▶ [REQUIRED WORK]:
Could you copy out the lines in the listing below verbatim, from the line with "tie-button[interactable] bbox=[604, 76, 644, 118]" to the line with "cut-off-menu-item[interactable] bbox=[0, 38, 3, 54]"?

** begin INPUT FOR THIS TASK **

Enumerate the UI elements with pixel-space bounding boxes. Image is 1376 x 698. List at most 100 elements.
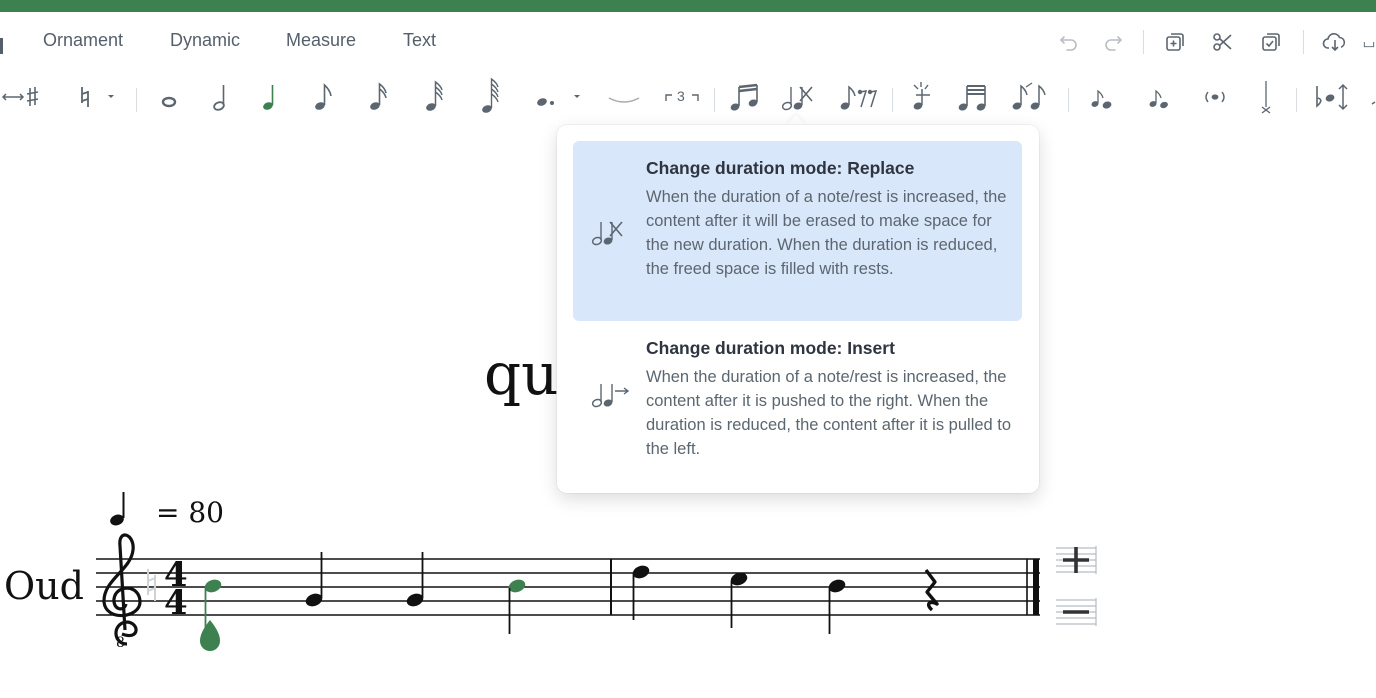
tie-button[interactable] bbox=[604, 76, 644, 118]
time-signature-bottom: 4 bbox=[164, 583, 188, 623]
option-title: Change duration mode: Replace bbox=[646, 158, 915, 178]
rest-button[interactable] bbox=[836, 76, 882, 118]
dotted-note-icon bbox=[537, 95, 580, 106]
treble-clef-8vb bbox=[102, 533, 142, 646]
app-top-bar bbox=[0, 0, 1376, 12]
staff-lines bbox=[96, 558, 1040, 616]
cut-button[interactable] bbox=[1207, 26, 1239, 58]
natural-sign-icon bbox=[81, 87, 114, 107]
copy-add-icon bbox=[1166, 33, 1184, 51]
divider bbox=[892, 88, 893, 112]
duration-insert-icon bbox=[591, 384, 630, 408]
share-icon bbox=[1363, 42, 1375, 48]
enharmonic-icon bbox=[1, 87, 39, 106]
menu-measure[interactable]: Measure bbox=[286, 30, 356, 51]
remove-measure-button[interactable] bbox=[1054, 596, 1100, 630]
tie-icon bbox=[608, 97, 640, 103]
cut-off-menu-item[interactable] bbox=[0, 38, 3, 54]
cross-staff-button[interactable] bbox=[1008, 76, 1050, 118]
eighth-note-icon bbox=[315, 83, 332, 110]
option-description: When the duration of a note/rest is incr… bbox=[646, 188, 1007, 278]
divider bbox=[1303, 30, 1304, 54]
divider bbox=[136, 88, 137, 112]
note[interactable] bbox=[304, 552, 324, 609]
add-to-selection-button[interactable] bbox=[1159, 26, 1191, 58]
grace-note-after-button[interactable] bbox=[1142, 76, 1176, 118]
undo-icon bbox=[1059, 36, 1077, 51]
cue-note-button[interactable] bbox=[1250, 76, 1282, 118]
redo-icon bbox=[1105, 36, 1123, 51]
duration-mode-button[interactable] bbox=[778, 76, 818, 118]
sixteenth-note-icon bbox=[370, 82, 387, 110]
save-cloud-button[interactable] bbox=[1319, 26, 1351, 58]
quarter-note-button[interactable] bbox=[255, 76, 285, 118]
share-button[interactable] bbox=[1362, 26, 1376, 58]
half-note-icon bbox=[213, 85, 225, 111]
tuplet-button[interactable]: 3 bbox=[660, 76, 704, 118]
undo-button[interactable] bbox=[1053, 26, 1085, 58]
whole-note-icon bbox=[161, 96, 177, 108]
thirty-second-note-icon bbox=[426, 80, 443, 111]
sixty-fourth-note-icon bbox=[482, 77, 499, 113]
more-tools[interactable] bbox=[1366, 76, 1376, 118]
note[interactable] bbox=[631, 563, 651, 620]
duration-replace-icon bbox=[781, 86, 813, 111]
note[interactable] bbox=[827, 577, 847, 634]
note[interactable] bbox=[405, 552, 425, 609]
beam-button[interactable] bbox=[726, 76, 768, 118]
paste-button[interactable] bbox=[1255, 26, 1287, 58]
note-green-selected[interactable] bbox=[203, 577, 223, 628]
menu-ornament[interactable]: Ornament bbox=[43, 30, 123, 51]
tuplet-label: 3 bbox=[677, 88, 685, 104]
note[interactable] bbox=[729, 570, 749, 628]
beamed-notes-icon bbox=[730, 83, 758, 111]
acciaccatura-button[interactable] bbox=[904, 76, 938, 118]
menu-bar: Ornament Dynamic Measure Text bbox=[0, 12, 1376, 68]
paste-check-icon bbox=[1262, 33, 1280, 51]
divider bbox=[1143, 30, 1144, 54]
grace-note-before-button[interactable] bbox=[1084, 76, 1118, 118]
quarter-rest[interactable] bbox=[924, 568, 939, 612]
scissors-icon bbox=[1213, 33, 1232, 51]
duration-mode-replace-option[interactable]: Change duration mode: Replace When the d… bbox=[573, 141, 1022, 321]
parenthesis-button[interactable] bbox=[1198, 76, 1232, 118]
clef-octave-label: 8 bbox=[116, 635, 125, 651]
ghost-natural-accidental bbox=[147, 569, 156, 601]
natural-accidental-dropdown[interactable] bbox=[72, 76, 120, 118]
dot-dropdown[interactable] bbox=[530, 76, 586, 118]
flagged-notes-icon bbox=[1012, 82, 1046, 110]
divider bbox=[714, 88, 715, 112]
flat-note-flip-icon bbox=[1316, 83, 1348, 111]
note-toolbar: 3 bbox=[0, 68, 1376, 126]
sixty-fourth-note-button[interactable] bbox=[474, 76, 504, 118]
flip-direction-button[interactable] bbox=[1310, 76, 1356, 118]
divider bbox=[1068, 88, 1069, 112]
grace-note-after-icon bbox=[1149, 89, 1168, 109]
minus-staff-icon bbox=[1056, 598, 1097, 626]
option-title: Change duration mode: Insert bbox=[646, 338, 895, 358]
note-input-cursor bbox=[200, 620, 220, 651]
duration-mode-popup: Change duration mode: Replace When the d… bbox=[557, 125, 1039, 493]
eighth-note-button[interactable] bbox=[307, 76, 337, 118]
parenthesized-note-icon bbox=[1205, 91, 1225, 103]
plus-staff-icon bbox=[1056, 546, 1097, 574]
enharmonic-button[interactable] bbox=[0, 76, 44, 118]
tremolo-button[interactable] bbox=[954, 76, 992, 118]
menu-text[interactable]: Text bbox=[403, 30, 436, 51]
redo-button[interactable] bbox=[1097, 26, 1129, 58]
half-note-button[interactable] bbox=[206, 76, 236, 118]
duration-mode-insert-option[interactable]: Change duration mode: Insert When the du… bbox=[573, 321, 1022, 481]
grace-sparkle-icon bbox=[913, 82, 930, 110]
menu-dynamic[interactable]: Dynamic bbox=[170, 30, 240, 51]
whole-note-button[interactable] bbox=[152, 76, 186, 118]
thirty-second-note-button[interactable] bbox=[418, 76, 448, 118]
divider bbox=[1296, 88, 1297, 112]
grace-note-icon bbox=[1091, 89, 1112, 109]
option-description: When the duration of a note/rest is incr… bbox=[646, 368, 1012, 458]
edit-tools bbox=[1050, 26, 1376, 58]
note-with-rests-icon bbox=[840, 85, 878, 110]
add-measure-button[interactable] bbox=[1054, 544, 1100, 578]
note-green[interactable] bbox=[507, 577, 527, 634]
sixteenth-note-button[interactable] bbox=[362, 76, 392, 118]
ledger-x-icon bbox=[1261, 81, 1271, 114]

** end INPUT FOR THIS TASK **

▶ [WORKED SOLUTION]:
tie-button[interactable] bbox=[604, 76, 644, 118]
time-signature-bottom: 4 bbox=[164, 583, 188, 623]
option-title: Change duration mode: Replace bbox=[646, 158, 915, 178]
rest-button[interactable] bbox=[836, 76, 882, 118]
dotted-note-icon bbox=[537, 95, 580, 106]
treble-clef-8vb bbox=[102, 533, 142, 646]
app-top-bar bbox=[0, 0, 1376, 12]
staff-lines bbox=[96, 558, 1040, 616]
cut-button[interactable] bbox=[1207, 26, 1239, 58]
natural-sign-icon bbox=[81, 87, 114, 107]
copy-add-icon bbox=[1166, 33, 1184, 51]
divider bbox=[892, 88, 893, 112]
duration-insert-icon bbox=[591, 384, 630, 408]
share-icon bbox=[1363, 42, 1375, 48]
enharmonic-icon bbox=[1, 87, 39, 106]
menu-measure[interactable]: Measure bbox=[286, 30, 356, 51]
remove-measure-button[interactable] bbox=[1054, 596, 1100, 630]
tie-icon bbox=[608, 97, 640, 103]
cut-off-menu-item[interactable] bbox=[0, 38, 3, 54]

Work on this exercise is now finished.